[start of SUPPLIED RECORDS]

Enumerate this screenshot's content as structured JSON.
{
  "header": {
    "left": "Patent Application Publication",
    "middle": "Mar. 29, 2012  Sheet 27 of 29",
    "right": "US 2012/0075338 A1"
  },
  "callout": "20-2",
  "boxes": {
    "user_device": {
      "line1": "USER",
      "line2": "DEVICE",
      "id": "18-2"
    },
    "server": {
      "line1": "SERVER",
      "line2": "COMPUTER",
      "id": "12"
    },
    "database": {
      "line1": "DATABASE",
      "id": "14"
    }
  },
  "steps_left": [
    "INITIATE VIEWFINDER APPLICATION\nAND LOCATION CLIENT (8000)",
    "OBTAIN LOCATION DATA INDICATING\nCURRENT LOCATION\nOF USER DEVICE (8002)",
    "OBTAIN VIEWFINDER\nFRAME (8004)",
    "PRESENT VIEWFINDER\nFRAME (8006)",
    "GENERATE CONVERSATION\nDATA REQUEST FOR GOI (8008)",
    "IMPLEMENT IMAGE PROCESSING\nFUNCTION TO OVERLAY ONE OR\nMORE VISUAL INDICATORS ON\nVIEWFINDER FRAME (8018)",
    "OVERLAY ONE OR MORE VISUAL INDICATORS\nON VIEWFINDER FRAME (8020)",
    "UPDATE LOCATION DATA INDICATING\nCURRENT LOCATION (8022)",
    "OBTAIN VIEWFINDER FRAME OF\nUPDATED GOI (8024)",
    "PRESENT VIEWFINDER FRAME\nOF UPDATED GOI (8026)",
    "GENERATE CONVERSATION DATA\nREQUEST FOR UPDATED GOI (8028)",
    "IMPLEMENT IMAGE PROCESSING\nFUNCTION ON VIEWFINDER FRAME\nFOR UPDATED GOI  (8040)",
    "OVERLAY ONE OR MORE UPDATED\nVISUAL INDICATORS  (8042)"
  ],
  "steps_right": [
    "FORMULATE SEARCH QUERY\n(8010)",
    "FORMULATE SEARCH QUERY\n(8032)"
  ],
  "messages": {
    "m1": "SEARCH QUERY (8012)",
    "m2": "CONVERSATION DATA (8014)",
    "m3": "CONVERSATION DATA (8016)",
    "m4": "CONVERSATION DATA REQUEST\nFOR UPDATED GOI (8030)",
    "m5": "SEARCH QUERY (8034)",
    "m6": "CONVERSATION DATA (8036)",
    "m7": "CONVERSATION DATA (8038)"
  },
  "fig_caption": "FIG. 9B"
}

[end of SUPPLIED RECORDS]

DIRECTIVE: Your task is to quote the listing above word for word.

COMPLETE RESPONSE:
Enumerate this screenshot's content as structured JSON.
{
  "header": {
    "left": "Patent Application Publication",
    "middle": "Mar. 29, 2012  Sheet 27 of 29",
    "right": "US 2012/0075338 A1"
  },
  "callout": "20-2",
  "boxes": {
    "user_device": {
      "line1": "USER",
      "line2": "DEVICE",
      "id": "18-2"
    },
    "server": {
      "line1": "SERVER",
      "line2": "COMPUTER",
      "id": "12"
    },
    "database": {
      "line1": "DATABASE",
      "id": "14"
    }
  },
  "steps_left": [
    "INITIATE VIEWFINDER APPLICATION\nAND LOCATION CLIENT (8000)",
    "OBTAIN LOCATION DATA INDICATING\nCURRENT LOCATION\nOF USER DEVICE (8002)",
    "OBTAIN VIEWFINDER\nFRAME (8004)",
    "PRESENT VIEWFINDER\nFRAME (8006)",
    "GENERATE CONVERSATION\nDATA REQUEST FOR GOI (8008)",
    "IMPLEMENT IMAGE PROCESSING\nFUNCTION TO OVERLAY ONE OR\nMORE VISUAL INDICATORS ON\nVIEWFINDER FRAME (8018)",
    "OVERLAY ONE OR MORE VISUAL INDICATORS\nON VIEWFINDER FRAME (8020)",
    "UPDATE LOCATION DATA INDICATING\nCURRENT LOCATION (8022)",
    "OBTAIN VIEWFINDER FRAME OF\nUPDATED GOI (8024)",
    "PRESENT VIEWFINDER FRAME\nOF UPDATED GOI (8026)",
    "GENERATE CONVERSATION DATA\nREQUEST FOR UPDATED GOI (8028)",
    "IMPLEMENT IMAGE PROCESSING\nFUNCTION ON VIEWFINDER FRAME\nFOR UPDATED GOI  (8040)",
    "OVERLAY ONE OR MORE UPDATED\nVISUAL INDICATORS  (8042)"
  ],
  "steps_right": [
    "FORMULATE SEARCH QUERY\n(8010)",
    "FORMULATE SEARCH QUERY\n(8032)"
  ],
  "messages": {
    "m1": "SEARCH QUERY (8012)",
    "m2": "CONVERSATION DATA (8014)",
    "m3": "CONVERSATION DATA (8016)",
    "m4": "CONVERSATION DATA REQUEST\nFOR UPDATED GOI (8030)",
    "m5": "SEARCH QUERY (8034)",
    "m6": "CONVERSATION DATA (8036)",
    "m7": "CONVERSATION DATA (8038)"
  },
  "fig_caption": "FIG. 9B"
}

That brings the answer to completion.